Locate each line of the material that contains "niedokrwiennego", then return it.

* **Records for processing**:

◆ ◆ ◆

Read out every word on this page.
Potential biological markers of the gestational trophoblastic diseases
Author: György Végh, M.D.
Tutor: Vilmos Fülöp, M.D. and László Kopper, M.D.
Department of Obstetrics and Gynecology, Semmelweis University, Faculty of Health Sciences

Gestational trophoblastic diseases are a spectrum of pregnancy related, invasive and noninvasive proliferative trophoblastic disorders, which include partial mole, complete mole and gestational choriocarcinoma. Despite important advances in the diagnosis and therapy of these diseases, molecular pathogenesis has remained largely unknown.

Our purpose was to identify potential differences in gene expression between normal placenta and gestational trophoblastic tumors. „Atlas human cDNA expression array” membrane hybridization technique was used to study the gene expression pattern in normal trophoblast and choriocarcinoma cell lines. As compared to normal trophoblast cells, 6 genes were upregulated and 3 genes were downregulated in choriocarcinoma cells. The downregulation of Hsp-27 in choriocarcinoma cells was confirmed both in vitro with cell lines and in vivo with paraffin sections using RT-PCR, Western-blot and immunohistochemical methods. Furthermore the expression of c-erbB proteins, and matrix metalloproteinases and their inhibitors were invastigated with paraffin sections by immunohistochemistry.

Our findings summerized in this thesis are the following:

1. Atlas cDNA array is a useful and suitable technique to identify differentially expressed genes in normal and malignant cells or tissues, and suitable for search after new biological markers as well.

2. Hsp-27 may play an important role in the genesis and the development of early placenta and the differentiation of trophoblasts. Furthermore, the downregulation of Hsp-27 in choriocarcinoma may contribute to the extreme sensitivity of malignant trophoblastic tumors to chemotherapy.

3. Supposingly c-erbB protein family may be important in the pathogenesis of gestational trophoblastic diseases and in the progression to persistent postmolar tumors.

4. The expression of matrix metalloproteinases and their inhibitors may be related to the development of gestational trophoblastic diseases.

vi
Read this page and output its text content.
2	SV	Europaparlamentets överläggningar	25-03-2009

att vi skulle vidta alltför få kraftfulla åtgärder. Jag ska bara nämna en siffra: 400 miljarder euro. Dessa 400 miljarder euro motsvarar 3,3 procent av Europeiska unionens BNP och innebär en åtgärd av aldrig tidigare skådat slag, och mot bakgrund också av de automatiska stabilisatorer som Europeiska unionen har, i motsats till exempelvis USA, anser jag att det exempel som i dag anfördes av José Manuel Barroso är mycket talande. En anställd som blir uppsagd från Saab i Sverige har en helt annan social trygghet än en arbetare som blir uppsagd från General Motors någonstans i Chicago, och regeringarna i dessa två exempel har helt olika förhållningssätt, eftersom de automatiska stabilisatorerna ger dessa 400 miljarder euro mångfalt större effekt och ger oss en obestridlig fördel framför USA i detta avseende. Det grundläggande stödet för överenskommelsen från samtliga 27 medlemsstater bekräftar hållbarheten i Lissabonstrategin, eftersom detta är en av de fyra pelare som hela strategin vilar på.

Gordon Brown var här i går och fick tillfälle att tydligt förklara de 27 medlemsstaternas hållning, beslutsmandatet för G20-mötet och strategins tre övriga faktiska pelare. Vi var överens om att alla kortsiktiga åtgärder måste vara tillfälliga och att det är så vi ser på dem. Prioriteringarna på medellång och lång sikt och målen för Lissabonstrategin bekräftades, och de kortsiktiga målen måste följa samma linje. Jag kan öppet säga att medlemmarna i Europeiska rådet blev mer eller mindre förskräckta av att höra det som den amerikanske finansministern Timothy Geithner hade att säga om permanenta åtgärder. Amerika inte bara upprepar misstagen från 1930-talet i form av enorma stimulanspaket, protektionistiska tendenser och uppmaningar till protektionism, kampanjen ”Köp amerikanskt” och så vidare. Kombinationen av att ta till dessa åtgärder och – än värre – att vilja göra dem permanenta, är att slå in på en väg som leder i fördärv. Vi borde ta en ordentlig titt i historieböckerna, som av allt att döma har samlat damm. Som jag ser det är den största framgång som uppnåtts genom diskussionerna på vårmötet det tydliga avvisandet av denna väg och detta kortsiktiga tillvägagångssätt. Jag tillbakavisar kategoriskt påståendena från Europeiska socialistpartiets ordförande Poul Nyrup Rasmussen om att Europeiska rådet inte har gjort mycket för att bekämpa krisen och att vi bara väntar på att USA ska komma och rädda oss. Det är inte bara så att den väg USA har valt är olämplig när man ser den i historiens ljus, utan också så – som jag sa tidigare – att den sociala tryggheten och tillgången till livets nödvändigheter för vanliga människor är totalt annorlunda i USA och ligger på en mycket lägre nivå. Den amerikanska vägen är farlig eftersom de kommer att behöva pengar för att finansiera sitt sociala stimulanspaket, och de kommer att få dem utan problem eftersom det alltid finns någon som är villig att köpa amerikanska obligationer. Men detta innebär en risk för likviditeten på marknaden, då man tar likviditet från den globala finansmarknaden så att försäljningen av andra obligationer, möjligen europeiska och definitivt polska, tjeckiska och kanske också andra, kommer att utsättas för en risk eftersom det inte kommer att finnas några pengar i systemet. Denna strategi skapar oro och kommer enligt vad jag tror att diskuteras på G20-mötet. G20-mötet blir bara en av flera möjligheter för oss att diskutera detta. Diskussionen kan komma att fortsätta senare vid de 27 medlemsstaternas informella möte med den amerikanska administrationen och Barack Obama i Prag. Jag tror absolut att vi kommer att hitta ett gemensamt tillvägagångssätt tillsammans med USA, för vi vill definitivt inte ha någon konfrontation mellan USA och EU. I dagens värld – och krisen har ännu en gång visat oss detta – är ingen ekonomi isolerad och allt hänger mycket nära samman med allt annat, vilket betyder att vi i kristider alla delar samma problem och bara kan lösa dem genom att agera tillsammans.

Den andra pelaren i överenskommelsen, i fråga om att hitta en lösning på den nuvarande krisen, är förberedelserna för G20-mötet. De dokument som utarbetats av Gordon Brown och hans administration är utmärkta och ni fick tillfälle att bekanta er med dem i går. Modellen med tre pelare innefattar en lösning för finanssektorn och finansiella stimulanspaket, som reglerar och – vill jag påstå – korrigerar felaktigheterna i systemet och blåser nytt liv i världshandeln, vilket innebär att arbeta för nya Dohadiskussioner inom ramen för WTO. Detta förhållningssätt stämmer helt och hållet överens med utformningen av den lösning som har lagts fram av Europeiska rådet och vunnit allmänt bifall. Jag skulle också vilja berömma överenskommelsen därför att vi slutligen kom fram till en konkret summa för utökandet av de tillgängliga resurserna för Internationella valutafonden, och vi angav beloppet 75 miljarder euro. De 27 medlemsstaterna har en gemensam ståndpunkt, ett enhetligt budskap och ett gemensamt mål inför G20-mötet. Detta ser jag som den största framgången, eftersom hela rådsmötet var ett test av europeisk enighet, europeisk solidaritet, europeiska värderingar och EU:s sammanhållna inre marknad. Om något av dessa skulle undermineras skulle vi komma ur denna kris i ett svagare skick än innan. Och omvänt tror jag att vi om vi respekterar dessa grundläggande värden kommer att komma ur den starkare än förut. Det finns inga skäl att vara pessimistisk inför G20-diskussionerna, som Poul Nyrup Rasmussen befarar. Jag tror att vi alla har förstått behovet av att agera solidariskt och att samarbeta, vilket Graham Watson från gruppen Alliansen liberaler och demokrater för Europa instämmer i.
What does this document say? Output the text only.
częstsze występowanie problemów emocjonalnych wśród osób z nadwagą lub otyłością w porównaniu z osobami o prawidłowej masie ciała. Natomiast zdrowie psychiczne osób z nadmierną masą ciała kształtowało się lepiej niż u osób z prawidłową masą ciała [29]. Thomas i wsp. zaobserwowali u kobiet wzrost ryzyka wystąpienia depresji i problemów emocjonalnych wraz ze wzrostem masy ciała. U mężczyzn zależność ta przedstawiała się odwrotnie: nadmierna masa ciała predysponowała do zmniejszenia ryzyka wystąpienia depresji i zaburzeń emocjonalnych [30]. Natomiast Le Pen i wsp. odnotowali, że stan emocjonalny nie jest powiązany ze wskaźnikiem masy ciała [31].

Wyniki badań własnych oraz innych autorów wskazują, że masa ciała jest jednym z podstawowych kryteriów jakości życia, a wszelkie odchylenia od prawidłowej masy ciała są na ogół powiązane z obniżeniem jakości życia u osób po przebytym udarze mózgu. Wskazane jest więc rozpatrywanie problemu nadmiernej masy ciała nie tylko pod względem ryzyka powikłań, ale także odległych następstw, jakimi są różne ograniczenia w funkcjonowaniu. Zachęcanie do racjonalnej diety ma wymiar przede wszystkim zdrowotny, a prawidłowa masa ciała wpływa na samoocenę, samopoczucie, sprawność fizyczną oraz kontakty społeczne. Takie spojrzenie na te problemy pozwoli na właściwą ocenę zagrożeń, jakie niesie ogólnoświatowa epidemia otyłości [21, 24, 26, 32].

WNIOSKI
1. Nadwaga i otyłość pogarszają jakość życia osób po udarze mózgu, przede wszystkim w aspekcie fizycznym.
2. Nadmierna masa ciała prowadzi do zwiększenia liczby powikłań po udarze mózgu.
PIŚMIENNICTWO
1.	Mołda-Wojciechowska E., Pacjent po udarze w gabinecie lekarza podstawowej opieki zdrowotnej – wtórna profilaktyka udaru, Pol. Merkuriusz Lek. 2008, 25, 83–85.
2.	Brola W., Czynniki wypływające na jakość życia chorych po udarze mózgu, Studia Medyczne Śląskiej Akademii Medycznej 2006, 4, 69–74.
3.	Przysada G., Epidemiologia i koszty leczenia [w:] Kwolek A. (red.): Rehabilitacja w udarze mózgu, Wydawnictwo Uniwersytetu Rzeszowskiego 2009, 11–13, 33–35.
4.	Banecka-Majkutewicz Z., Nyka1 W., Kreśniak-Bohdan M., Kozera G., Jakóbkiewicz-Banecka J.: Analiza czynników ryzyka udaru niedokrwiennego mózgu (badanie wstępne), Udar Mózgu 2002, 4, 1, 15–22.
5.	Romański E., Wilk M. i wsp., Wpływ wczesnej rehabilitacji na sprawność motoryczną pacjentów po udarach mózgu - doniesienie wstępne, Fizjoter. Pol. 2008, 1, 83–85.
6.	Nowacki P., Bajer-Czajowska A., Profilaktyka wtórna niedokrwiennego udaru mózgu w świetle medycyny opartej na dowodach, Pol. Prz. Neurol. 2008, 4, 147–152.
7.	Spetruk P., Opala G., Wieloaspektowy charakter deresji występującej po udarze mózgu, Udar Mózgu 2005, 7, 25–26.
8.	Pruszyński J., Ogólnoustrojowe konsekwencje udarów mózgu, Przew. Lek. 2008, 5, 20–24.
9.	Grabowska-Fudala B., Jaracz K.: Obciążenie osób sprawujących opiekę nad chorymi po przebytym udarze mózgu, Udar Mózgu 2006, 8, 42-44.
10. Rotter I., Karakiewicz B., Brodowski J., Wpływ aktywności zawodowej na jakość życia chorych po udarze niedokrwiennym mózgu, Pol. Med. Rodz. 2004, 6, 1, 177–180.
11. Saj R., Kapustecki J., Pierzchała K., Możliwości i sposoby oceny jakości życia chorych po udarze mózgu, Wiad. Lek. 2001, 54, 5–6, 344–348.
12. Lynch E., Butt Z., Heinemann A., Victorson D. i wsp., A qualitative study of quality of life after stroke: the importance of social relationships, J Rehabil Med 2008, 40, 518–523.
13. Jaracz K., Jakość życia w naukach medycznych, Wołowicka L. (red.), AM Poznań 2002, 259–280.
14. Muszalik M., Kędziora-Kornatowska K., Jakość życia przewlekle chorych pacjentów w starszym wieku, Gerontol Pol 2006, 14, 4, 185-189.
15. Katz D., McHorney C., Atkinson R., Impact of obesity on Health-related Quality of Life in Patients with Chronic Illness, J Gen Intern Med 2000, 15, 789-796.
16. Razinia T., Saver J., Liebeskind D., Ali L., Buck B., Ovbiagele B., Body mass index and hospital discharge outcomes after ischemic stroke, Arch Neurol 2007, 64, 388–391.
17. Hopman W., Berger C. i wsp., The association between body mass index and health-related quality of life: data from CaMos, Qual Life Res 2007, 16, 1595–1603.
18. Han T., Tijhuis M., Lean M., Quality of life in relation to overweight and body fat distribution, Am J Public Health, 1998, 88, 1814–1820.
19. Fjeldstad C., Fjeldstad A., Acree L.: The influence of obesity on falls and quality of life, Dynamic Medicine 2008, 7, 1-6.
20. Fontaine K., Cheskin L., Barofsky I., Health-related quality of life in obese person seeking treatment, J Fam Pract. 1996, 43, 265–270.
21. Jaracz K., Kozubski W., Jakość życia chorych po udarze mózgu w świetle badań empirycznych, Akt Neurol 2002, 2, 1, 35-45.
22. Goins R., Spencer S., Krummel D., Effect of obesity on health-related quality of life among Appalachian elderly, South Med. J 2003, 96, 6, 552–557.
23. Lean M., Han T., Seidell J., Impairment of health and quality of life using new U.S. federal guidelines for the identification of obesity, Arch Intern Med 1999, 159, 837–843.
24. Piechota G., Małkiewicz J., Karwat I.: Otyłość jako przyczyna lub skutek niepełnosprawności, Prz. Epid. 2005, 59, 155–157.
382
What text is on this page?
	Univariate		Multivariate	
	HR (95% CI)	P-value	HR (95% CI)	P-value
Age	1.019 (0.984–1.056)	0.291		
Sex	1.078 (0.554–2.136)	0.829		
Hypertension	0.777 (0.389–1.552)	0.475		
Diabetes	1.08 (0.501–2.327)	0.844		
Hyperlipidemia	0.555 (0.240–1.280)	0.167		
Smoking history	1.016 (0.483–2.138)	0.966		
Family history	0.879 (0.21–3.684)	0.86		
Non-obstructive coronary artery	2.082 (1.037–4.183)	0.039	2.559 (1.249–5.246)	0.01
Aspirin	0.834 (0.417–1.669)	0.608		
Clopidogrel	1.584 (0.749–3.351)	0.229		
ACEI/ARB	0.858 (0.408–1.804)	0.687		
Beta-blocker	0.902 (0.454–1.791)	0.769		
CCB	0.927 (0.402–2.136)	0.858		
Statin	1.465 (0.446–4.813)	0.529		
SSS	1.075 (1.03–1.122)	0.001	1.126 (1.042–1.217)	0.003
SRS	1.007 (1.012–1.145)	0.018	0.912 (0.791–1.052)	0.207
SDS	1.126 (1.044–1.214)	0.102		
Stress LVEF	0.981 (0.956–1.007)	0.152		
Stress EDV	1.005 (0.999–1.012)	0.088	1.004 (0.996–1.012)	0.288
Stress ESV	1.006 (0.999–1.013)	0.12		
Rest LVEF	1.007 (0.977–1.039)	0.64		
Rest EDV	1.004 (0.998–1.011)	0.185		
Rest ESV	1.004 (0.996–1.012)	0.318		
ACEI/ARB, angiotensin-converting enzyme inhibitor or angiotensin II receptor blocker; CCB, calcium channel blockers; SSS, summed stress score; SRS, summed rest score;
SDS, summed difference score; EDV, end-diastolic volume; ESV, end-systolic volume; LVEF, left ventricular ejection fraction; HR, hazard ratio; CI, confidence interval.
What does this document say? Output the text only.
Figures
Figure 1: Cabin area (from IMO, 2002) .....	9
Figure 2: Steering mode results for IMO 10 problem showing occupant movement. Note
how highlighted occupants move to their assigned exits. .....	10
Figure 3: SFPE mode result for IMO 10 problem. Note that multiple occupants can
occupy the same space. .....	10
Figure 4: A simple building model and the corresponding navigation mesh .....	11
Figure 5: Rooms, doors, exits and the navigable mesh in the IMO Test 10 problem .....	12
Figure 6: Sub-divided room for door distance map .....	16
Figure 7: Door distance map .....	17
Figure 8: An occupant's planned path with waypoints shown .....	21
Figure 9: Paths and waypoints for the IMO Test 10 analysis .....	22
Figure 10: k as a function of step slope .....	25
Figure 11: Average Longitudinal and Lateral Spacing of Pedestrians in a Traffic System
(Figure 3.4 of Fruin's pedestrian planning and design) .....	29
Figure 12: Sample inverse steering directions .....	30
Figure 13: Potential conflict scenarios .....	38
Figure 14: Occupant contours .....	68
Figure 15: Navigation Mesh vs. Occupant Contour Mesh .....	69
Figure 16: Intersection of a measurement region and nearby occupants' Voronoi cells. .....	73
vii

◆ ◆ ◆

* **Result of the exercise**:
4.	Banecka-Majkutewicz Z., Nyka1 W., Kreśniak-Bohdan M., Kozera G., Jakóbkiewicz-Banecka J.: Analiza czynników ryzyka udaru niedokrwiennego mózgu (badanie wstępne), Udar Mózgu 2002, 4, 1, 15–22.
6.	Nowacki P., Bajer-Czajowska A., Profilaktyka wtórna niedokrwiennego udaru mózgu w świetle medycyny opartej na dowodach, Pol. Prz. Neurol. 2008, 4, 147–152.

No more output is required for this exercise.